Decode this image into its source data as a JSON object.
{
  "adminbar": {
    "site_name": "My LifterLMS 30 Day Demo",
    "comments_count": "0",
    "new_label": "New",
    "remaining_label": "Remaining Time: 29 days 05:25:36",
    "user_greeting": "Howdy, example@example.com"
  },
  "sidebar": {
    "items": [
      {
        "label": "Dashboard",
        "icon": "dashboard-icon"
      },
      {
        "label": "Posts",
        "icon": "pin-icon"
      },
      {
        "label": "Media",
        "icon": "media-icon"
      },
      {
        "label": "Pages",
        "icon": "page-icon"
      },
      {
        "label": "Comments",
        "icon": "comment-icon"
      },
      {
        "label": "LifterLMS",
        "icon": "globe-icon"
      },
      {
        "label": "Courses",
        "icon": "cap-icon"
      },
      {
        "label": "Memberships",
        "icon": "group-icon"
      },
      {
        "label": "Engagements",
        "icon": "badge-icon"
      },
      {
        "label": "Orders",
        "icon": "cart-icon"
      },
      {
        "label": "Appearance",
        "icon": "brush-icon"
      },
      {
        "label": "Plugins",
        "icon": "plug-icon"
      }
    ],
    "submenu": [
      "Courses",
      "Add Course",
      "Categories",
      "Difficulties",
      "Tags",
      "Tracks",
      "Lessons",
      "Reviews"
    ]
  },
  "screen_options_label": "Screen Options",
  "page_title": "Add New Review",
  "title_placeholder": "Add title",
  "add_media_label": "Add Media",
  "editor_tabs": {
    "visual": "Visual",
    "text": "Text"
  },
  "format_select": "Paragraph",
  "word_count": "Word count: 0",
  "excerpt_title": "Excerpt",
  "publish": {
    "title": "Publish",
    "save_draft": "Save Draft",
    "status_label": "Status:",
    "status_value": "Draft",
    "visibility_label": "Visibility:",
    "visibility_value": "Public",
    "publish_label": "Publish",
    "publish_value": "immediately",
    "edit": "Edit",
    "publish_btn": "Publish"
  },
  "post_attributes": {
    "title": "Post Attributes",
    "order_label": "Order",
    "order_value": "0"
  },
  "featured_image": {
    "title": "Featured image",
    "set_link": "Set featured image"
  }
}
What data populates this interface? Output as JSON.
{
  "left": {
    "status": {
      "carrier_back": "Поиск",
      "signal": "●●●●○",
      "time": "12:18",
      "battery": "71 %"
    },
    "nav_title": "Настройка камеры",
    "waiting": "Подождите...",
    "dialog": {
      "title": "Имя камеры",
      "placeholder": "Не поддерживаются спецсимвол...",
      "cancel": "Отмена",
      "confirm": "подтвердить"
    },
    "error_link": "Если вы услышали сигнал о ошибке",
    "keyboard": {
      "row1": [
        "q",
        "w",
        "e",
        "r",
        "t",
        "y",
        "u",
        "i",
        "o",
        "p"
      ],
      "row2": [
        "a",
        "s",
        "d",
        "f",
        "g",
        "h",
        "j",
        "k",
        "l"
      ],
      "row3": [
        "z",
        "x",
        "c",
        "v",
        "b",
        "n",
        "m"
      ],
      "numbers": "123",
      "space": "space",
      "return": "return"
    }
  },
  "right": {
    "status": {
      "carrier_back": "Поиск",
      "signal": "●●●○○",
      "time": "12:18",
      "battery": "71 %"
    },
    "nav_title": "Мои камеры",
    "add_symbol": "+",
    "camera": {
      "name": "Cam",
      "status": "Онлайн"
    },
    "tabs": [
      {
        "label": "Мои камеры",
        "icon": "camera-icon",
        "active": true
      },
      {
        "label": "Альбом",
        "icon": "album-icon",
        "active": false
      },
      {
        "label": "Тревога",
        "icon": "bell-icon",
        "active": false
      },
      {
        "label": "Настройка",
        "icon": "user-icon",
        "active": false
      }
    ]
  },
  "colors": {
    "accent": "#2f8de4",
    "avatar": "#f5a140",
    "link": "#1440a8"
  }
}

-- Task details --
Check the data for the word "Draft" and pull out the lines that have it.

-- Reply --
    "save_draft": "Save Draft",
    "status_value": "Draft",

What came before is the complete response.